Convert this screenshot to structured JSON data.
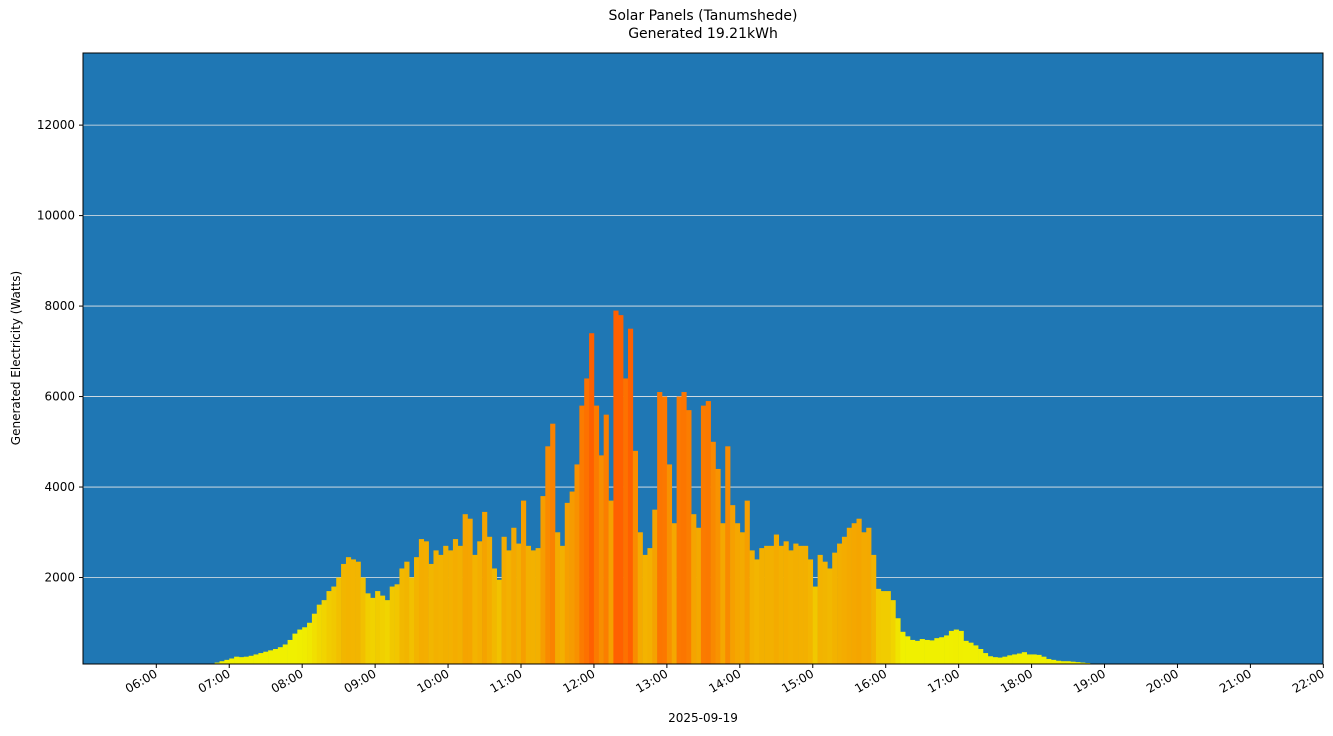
{
  "header": {
    "title_line1": "Solar Panels (Tanumshede)",
    "title_line2": "Generated 19.21kWh"
  },
  "axes": {
    "ylabel": "Generated Electricity (Watts)",
    "xlabel": "2025-09-19",
    "background_color": "#1f77b4",
    "grid_color": "#e8e8e8"
  },
  "colors": {
    "low": "#f0f000",
    "mid": "#f2b800",
    "high": "#ff6000"
  },
  "chart_data": {
    "type": "bar",
    "title": "Solar Panels (Tanumshede)\nGenerated 19.21kWh",
    "subtitle": "Generated 19.21kWh",
    "xlabel": "2025-09-19",
    "ylabel": "Generated Electricity (Watts)",
    "ylim": [
      90,
      13500
    ],
    "xlim": [
      "05:00",
      "22:00"
    ],
    "grid": "y-axis, white lines",
    "legend": null,
    "y_ticks": [
      2000,
      4000,
      6000,
      8000,
      10000,
      12000
    ],
    "x_ticks": [
      "06:00",
      "07:00",
      "08:00",
      "09:00",
      "10:00",
      "11:00",
      "12:00",
      "13:00",
      "14:00",
      "15:00",
      "16:00",
      "17:00",
      "18:00",
      "19:00",
      "20:00",
      "21:00",
      "22:00"
    ],
    "total_generated_kwh": 19.21,
    "interval_minutes": 4,
    "start_time": "06:44",
    "values": [
      100,
      120,
      150,
      180,
      210,
      250,
      240,
      250,
      270,
      300,
      330,
      360,
      390,
      420,
      460,
      520,
      620,
      760,
      850,
      900,
      1000,
      1200,
      1400,
      1500,
      1700,
      1800,
      2000,
      2300,
      2450,
      2400,
      2350,
      2000,
      1650,
      1550,
      1700,
      1600,
      1500,
      1800,
      1850,
      2200,
      2350,
      2000,
      2450,
      2850,
      2800,
      2300,
      2600,
      2500,
      2700,
      2600,
      2850,
      2700,
      3400,
      3300,
      2500,
      2800,
      3450,
      2900,
      2200,
      1950,
      2900,
      2600,
      3100,
      2750,
      3700,
      2700,
      2600,
      2650,
      3800,
      4900,
      5400,
      3000,
      2700,
      3650,
      3900,
      4500,
      5800,
      6400,
      7400,
      5800,
      4700,
      5600,
      3700,
      7900,
      7800,
      6400,
      7500,
      4800,
      3000,
      2500,
      2650,
      3500,
      6100,
      6000,
      4500,
      3200,
      6000,
      6100,
      5700,
      3400,
      3100,
      5800,
      5900,
      5000,
      4400,
      3200,
      4900,
      3600,
      3200,
      3000,
      3700,
      2600,
      2400,
      2650,
      2700,
      2700,
      2950,
      2700,
      2800,
      2600,
      2750,
      2700,
      2700,
      2400,
      1800,
      2500,
      2350,
      2200,
      2550,
      2750,
      2900,
      3100,
      3200,
      3300,
      3000,
      3100,
      2500,
      1750,
      1700,
      1700,
      1500,
      1100,
      800,
      700,
      620,
      600,
      640,
      620,
      610,
      660,
      680,
      720,
      820,
      850,
      820,
      600,
      560,
      500,
      420,
      330,
      260,
      240,
      230,
      250,
      280,
      300,
      320,
      350,
      300,
      300,
      290,
      250,
      200,
      180,
      160,
      150,
      150,
      140,
      130,
      120,
      110,
      100,
      100,
      100,
      90,
      90,
      90,
      90,
      90,
      90,
      90,
      90,
      90,
      90,
      90,
      90
    ]
  }
}
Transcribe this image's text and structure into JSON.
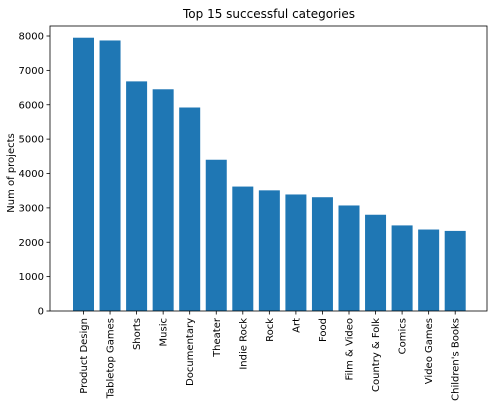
{
  "chart_data": {
    "type": "bar",
    "title": "Top 15 successful categories",
    "xlabel": "",
    "ylabel": "Num of projects",
    "categories": [
      "Product Design",
      "Tabletop Games",
      "Shorts",
      "Music",
      "Documentary",
      "Theater",
      "Indie Rock",
      "Rock",
      "Art",
      "Food",
      "Film & Video",
      "Country & Folk",
      "Comics",
      "Video Games",
      "Children's Books"
    ],
    "values": [
      7950,
      7870,
      6680,
      6450,
      5920,
      4400,
      3620,
      3510,
      3390,
      3310,
      3070,
      2800,
      2490,
      2370,
      2330
    ],
    "ylim": [
      0,
      8000
    ],
    "yticks": [
      0,
      1000,
      2000,
      3000,
      4000,
      5000,
      6000,
      7000,
      8000
    ],
    "grid": false,
    "bar_color": "#1f77b4"
  }
}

§ §

### DIRECTIONS FOR THIS TASK:
Take only the line containing "Transcribe this image's" and every line after it to the end of the entries, and copy them exactly, pictures excluded.

### RESULT:
Transcribe this image's text and structure into JSON.
{
  "chart_data": {
    "type": "bar",
    "title": "Top 15 successful categories",
    "xlabel": "",
    "ylabel": "Num of projects",
    "categories": [
      "Product Design",
      "Tabletop Games",
      "Shorts",
      "Music",
      "Documentary",
      "Theater",
      "Indie Rock",
      "Rock",
      "Art",
      "Food",
      "Film & Video",
      "Country & Folk",
      "Comics",
      "Video Games",
      "Children's Books"
    ],
    "values": [
      7950,
      7870,
      6680,
      6450,
      5920,
      4400,
      3620,
      3510,
      3390,
      3310,
      3070,
      2800,
      2490,
      2370,
      2330
    ],
    "ylim": [
      0,
      8000
    ],
    "yticks": [
      0,
      1000,
      2000,
      3000,
      4000,
      5000,
      6000,
      7000,
      8000
    ],
    "grid": false,
    "bar_color": "#1f77b4"
  }
}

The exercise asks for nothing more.